**Work to do:**
Identify all lines of the data containing the string "residual" and copy them.

>> START Listing

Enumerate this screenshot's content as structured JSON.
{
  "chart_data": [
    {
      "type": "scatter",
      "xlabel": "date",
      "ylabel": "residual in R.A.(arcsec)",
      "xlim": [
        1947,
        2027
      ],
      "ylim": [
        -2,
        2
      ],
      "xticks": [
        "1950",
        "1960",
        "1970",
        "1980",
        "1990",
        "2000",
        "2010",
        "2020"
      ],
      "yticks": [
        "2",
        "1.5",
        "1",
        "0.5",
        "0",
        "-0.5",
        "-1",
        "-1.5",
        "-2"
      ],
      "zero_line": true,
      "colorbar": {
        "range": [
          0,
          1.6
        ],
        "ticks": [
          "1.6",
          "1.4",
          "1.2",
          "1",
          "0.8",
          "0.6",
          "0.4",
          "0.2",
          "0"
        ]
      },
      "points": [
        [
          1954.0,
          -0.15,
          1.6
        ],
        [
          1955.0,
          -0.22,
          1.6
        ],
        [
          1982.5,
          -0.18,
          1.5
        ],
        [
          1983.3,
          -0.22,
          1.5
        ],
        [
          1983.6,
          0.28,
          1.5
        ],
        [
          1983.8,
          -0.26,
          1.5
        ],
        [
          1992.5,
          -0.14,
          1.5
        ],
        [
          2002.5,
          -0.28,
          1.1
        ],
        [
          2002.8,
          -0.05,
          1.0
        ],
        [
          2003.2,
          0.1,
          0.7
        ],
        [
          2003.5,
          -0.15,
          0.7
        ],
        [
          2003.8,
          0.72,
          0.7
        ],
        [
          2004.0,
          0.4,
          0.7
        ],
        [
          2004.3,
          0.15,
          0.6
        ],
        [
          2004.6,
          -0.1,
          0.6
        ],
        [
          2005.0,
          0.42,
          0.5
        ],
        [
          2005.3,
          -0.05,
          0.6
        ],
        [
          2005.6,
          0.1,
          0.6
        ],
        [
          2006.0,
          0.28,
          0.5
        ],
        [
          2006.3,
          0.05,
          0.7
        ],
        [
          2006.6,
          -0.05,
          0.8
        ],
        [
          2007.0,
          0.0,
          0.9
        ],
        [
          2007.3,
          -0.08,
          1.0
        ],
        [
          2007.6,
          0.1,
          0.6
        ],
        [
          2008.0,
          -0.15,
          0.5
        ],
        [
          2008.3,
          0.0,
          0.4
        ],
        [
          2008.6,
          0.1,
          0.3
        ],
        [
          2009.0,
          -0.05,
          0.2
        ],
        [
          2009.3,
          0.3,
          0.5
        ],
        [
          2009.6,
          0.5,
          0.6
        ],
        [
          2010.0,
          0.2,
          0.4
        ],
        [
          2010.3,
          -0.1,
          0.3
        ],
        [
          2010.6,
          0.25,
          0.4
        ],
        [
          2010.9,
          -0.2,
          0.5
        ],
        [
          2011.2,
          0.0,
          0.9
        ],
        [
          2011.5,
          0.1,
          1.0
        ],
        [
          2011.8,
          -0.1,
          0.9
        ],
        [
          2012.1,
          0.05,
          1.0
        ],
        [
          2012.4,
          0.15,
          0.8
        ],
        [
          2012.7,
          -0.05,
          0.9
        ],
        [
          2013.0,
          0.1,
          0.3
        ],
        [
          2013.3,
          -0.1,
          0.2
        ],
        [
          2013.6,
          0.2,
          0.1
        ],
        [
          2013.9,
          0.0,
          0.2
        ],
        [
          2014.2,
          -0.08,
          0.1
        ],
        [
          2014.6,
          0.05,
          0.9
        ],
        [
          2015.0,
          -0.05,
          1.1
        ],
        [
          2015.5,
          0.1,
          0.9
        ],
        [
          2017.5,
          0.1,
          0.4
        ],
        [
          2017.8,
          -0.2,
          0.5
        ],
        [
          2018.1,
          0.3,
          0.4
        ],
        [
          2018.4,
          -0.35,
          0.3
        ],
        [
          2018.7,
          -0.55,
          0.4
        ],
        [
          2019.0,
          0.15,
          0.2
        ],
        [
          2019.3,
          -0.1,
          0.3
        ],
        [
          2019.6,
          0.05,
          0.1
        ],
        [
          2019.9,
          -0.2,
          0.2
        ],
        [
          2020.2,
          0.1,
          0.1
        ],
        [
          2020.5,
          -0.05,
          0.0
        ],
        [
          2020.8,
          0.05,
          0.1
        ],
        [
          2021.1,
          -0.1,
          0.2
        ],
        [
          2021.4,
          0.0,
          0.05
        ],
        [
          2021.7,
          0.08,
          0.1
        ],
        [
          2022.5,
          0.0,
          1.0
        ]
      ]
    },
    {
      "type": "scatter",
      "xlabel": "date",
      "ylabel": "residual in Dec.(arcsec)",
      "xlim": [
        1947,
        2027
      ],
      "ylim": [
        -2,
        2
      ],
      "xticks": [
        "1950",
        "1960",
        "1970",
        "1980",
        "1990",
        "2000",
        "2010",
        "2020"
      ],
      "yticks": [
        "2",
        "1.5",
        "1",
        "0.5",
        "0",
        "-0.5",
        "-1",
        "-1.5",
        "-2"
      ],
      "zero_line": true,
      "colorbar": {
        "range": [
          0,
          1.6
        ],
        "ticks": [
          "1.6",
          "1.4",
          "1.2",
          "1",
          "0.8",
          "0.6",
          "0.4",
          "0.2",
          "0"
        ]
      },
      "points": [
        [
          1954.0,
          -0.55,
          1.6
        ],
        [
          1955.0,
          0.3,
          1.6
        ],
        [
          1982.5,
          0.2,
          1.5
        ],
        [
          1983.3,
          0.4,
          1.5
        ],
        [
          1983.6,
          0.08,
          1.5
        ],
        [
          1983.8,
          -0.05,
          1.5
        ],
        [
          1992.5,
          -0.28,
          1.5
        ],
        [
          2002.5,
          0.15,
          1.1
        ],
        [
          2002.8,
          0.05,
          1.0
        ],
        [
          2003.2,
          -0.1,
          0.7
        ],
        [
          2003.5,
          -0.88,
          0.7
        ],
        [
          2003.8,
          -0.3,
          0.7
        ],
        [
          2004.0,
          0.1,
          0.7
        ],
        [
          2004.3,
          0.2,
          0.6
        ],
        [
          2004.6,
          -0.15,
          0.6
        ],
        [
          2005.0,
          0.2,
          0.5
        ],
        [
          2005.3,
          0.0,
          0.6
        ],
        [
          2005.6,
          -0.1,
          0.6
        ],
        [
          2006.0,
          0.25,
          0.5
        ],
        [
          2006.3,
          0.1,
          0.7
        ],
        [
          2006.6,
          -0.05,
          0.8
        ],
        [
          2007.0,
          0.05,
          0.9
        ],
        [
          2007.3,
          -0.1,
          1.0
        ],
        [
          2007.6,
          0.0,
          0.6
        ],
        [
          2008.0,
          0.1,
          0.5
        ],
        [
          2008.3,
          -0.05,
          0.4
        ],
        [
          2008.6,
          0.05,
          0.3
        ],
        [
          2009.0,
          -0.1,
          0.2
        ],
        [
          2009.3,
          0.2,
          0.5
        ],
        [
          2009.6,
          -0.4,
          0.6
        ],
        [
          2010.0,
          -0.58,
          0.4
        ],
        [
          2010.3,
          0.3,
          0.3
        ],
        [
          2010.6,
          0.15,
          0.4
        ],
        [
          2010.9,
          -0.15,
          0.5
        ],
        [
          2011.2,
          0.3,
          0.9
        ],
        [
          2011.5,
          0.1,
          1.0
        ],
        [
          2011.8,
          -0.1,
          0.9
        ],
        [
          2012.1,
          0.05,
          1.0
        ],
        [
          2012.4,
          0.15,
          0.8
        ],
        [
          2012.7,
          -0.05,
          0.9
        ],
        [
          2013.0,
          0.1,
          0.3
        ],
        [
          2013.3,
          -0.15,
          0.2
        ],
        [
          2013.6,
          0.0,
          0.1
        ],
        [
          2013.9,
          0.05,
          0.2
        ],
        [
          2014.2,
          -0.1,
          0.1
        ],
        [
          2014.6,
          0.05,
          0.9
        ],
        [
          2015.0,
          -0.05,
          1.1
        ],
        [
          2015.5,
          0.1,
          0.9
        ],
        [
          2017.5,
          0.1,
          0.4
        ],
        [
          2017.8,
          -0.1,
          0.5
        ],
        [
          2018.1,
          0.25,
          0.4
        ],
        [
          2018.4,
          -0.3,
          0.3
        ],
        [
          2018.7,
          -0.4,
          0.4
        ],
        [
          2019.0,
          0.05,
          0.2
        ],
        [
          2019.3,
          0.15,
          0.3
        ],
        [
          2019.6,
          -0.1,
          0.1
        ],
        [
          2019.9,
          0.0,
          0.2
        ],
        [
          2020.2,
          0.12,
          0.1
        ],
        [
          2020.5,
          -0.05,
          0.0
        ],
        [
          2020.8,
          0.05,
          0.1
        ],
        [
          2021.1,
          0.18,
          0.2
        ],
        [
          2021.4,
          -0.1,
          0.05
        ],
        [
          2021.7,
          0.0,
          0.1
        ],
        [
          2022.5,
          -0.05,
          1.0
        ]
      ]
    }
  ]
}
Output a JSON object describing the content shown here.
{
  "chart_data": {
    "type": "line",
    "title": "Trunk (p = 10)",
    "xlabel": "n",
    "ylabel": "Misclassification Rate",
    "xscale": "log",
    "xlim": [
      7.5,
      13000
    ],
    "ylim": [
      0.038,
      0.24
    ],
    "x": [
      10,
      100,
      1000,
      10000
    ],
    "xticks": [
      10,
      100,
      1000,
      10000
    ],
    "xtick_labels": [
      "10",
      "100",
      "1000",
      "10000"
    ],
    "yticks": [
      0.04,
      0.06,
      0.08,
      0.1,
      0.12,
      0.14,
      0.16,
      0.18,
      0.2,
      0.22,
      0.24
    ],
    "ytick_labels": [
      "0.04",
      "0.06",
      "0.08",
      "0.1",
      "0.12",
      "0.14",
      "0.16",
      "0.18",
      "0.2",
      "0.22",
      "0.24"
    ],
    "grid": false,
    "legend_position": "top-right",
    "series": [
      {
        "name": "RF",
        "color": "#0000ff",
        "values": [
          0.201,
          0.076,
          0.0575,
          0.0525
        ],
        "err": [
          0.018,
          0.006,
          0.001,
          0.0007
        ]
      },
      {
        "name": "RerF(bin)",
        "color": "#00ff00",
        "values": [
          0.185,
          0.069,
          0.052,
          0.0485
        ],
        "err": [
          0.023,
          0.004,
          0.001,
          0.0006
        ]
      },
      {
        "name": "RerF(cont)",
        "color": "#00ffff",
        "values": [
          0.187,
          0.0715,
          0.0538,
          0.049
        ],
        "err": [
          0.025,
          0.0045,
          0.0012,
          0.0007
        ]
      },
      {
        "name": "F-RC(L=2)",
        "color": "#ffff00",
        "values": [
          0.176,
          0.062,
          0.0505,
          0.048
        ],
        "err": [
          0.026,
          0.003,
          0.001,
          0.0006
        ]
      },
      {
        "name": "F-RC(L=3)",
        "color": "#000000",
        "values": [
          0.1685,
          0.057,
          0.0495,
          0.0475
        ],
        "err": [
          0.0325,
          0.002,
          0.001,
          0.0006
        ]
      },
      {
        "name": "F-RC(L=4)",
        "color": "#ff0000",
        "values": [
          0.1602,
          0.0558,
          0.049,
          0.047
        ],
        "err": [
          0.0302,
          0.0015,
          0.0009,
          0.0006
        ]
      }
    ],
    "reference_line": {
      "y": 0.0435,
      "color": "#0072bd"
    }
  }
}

>> END Listing

**Task answer:**
      "ylabel": "residual in R.A.(arcsec)",
      "ylabel": "residual in Dec.(arcsec)",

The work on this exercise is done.